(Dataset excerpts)
****************

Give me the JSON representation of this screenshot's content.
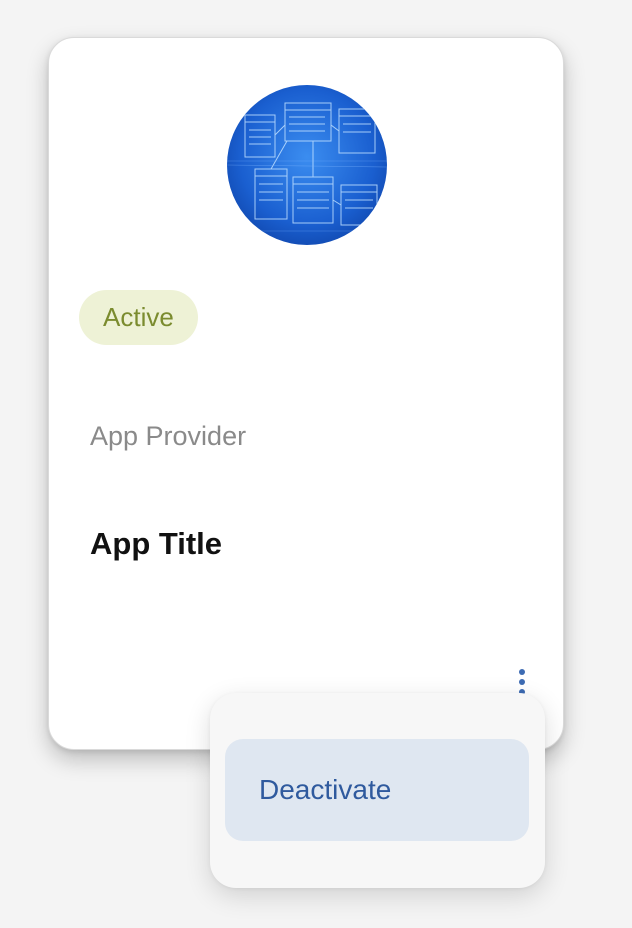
{
  "card": {
    "image_icon": "database-schema-thumbnail",
    "status": "Active",
    "provider": "App Provider",
    "title": "App Title",
    "menu_icon": "kebab-vertical-icon"
  },
  "menu": {
    "items": [
      {
        "label": "Deactivate"
      }
    ]
  },
  "colors": {
    "status_bg": "#eef2d6",
    "status_text": "#7b8c2f",
    "menu_accent": "#2f5a9e",
    "menu_item_bg": "#dfe7f1"
  }
}
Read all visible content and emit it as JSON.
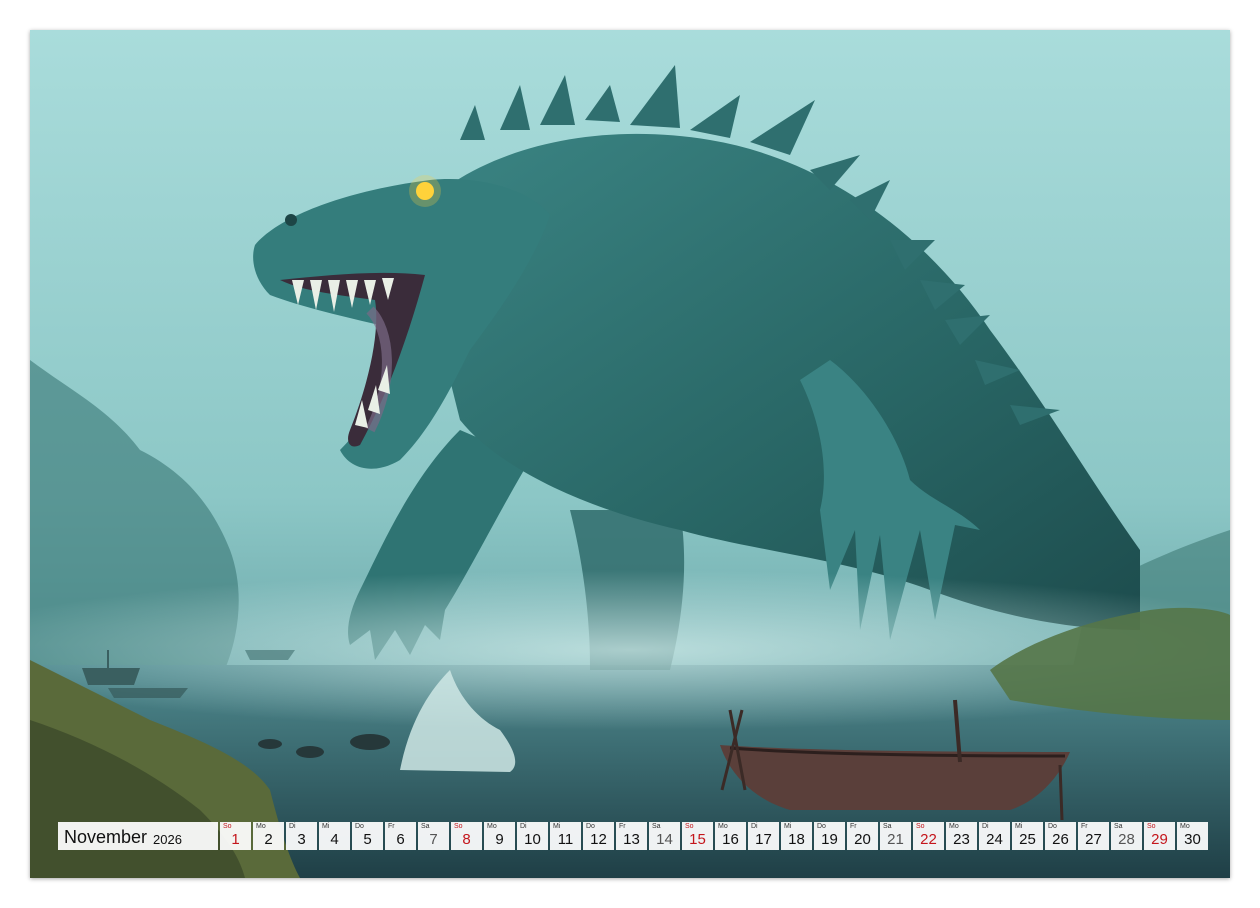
{
  "calendar": {
    "month": "November",
    "year": "2026",
    "days": [
      {
        "wd": "So",
        "n": "1",
        "type": "sun"
      },
      {
        "wd": "Mo",
        "n": "2",
        "type": "weekday"
      },
      {
        "wd": "Di",
        "n": "3",
        "type": "weekday"
      },
      {
        "wd": "Mi",
        "n": "4",
        "type": "weekday"
      },
      {
        "wd": "Do",
        "n": "5",
        "type": "weekday"
      },
      {
        "wd": "Fr",
        "n": "6",
        "type": "weekday"
      },
      {
        "wd": "Sa",
        "n": "7",
        "type": "sat"
      },
      {
        "wd": "So",
        "n": "8",
        "type": "sun"
      },
      {
        "wd": "Mo",
        "n": "9",
        "type": "weekday"
      },
      {
        "wd": "Di",
        "n": "10",
        "type": "weekday"
      },
      {
        "wd": "Mi",
        "n": "11",
        "type": "weekday"
      },
      {
        "wd": "Do",
        "n": "12",
        "type": "weekday"
      },
      {
        "wd": "Fr",
        "n": "13",
        "type": "weekday"
      },
      {
        "wd": "Sa",
        "n": "14",
        "type": "sat"
      },
      {
        "wd": "So",
        "n": "15",
        "type": "sun"
      },
      {
        "wd": "Mo",
        "n": "16",
        "type": "weekday"
      },
      {
        "wd": "Di",
        "n": "17",
        "type": "weekday"
      },
      {
        "wd": "Mi",
        "n": "18",
        "type": "weekday"
      },
      {
        "wd": "Do",
        "n": "19",
        "type": "weekday"
      },
      {
        "wd": "Fr",
        "n": "20",
        "type": "weekday"
      },
      {
        "wd": "Sa",
        "n": "21",
        "type": "sat"
      },
      {
        "wd": "So",
        "n": "22",
        "type": "sun"
      },
      {
        "wd": "Mo",
        "n": "23",
        "type": "weekday"
      },
      {
        "wd": "Di",
        "n": "24",
        "type": "weekday"
      },
      {
        "wd": "Mi",
        "n": "25",
        "type": "weekday"
      },
      {
        "wd": "Do",
        "n": "26",
        "type": "weekday"
      },
      {
        "wd": "Fr",
        "n": "27",
        "type": "weekday"
      },
      {
        "wd": "Sa",
        "n": "28",
        "type": "sat"
      },
      {
        "wd": "So",
        "n": "29",
        "type": "sun"
      },
      {
        "wd": "Mo",
        "n": "30",
        "type": "weekday"
      }
    ]
  },
  "colors": {
    "fog": "#9fd4d2",
    "creature": "#2e6f6e",
    "water": "#2f5b62",
    "sunday": "#c4161c",
    "eye": "#ffd23a"
  }
}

****************

> **EXERCISE DETAILS**
Extract all the data above exactly, excluding every picture.

> **ANSWER TO THE TASK**
Give me the JSON representation of this screenshot's content.
{
  "card": {
    "image_icon": "database-schema-thumbnail",
    "status": "Active",
    "provider": "App Provider",
    "title": "App Title",
    "menu_icon": "kebab-vertical-icon"
  },
  "menu": {
    "items": [
      {
        "label": "Deactivate"
      }
    ]
  },
  "colors": {
    "status_bg": "#eef2d6",
    "status_text": "#7b8c2f",
    "menu_accent": "#2f5a9e",
    "menu_item_bg": "#dfe7f1"
  }
}
Read all visible content and emit it as JSON.
{
  "calendar": {
    "month": "November",
    "year": "2026",
    "days": [
      {
        "wd": "So",
        "n": "1",
        "type": "sun"
      },
      {
        "wd": "Mo",
        "n": "2",
        "type": "weekday"
      },
      {
        "wd": "Di",
        "n": "3",
        "type": "weekday"
      },
      {
        "wd": "Mi",
        "n": "4",
        "type": "weekday"
      },
      {
        "wd": "Do",
        "n": "5",
        "type": "weekday"
      },
      {
        "wd": "Fr",
        "n": "6",
        "type": "weekday"
      },
      {
        "wd": "Sa",
        "n": "7",
        "type": "sat"
      },
      {
        "wd": "So",
        "n": "8",
        "type": "sun"
      },
      {
        "wd": "Mo",
        "n": "9",
        "type": "weekday"
      },
      {
        "wd": "Di",
        "n": "10",
        "type": "weekday"
      },
      {
        "wd": "Mi",
        "n": "11",
        "type": "weekday"
      },
      {
        "wd": "Do",
        "n": "12",
        "type": "weekday"
      },
      {
        "wd": "Fr",
        "n": "13",
        "type": "weekday"
      },
      {
        "wd": "Sa",
        "n": "14",
        "type": "sat"
      },
      {
        "wd": "So",
        "n": "15",
        "type": "sun"
      },
      {
        "wd": "Mo",
        "n": "16",
        "type": "weekday"
      },
      {
        "wd": "Di",
        "n": "17",
        "type": "weekday"
      },
      {
        "wd": "Mi",
        "n": "18",
        "type": "weekday"
      },
      {
        "wd": "Do",
        "n": "19",
        "type": "weekday"
      },
      {
        "wd": "Fr",
        "n": "20",
        "type": "weekday"
      },
      {
        "wd": "Sa",
        "n": "21",
        "type": "sat"
      },
      {
        "wd": "So",
        "n": "22",
        "type": "sun"
      },
      {
        "wd": "Mo",
        "n": "23",
        "type": "weekday"
      },
      {
        "wd": "Di",
        "n": "24",
        "type": "weekday"
      },
      {
        "wd": "Mi",
        "n": "25",
        "type": "weekday"
      },
      {
        "wd": "Do",
        "n": "26",
        "type": "weekday"
      },
      {
        "wd": "Fr",
        "n": "27",
        "type": "weekday"
      },
      {
        "wd": "Sa",
        "n": "28",
        "type": "sat"
      },
      {
        "wd": "So",
        "n": "29",
        "type": "sun"
      },
      {
        "wd": "Mo",
        "n": "30",
        "type": "weekday"
      }
    ]
  },
  "colors": {
    "fog": "#9fd4d2",
    "creature": "#2e6f6e",
    "water": "#2f5b62",
    "sunday": "#c4161c",
    "eye": "#ffd23a"
  }
}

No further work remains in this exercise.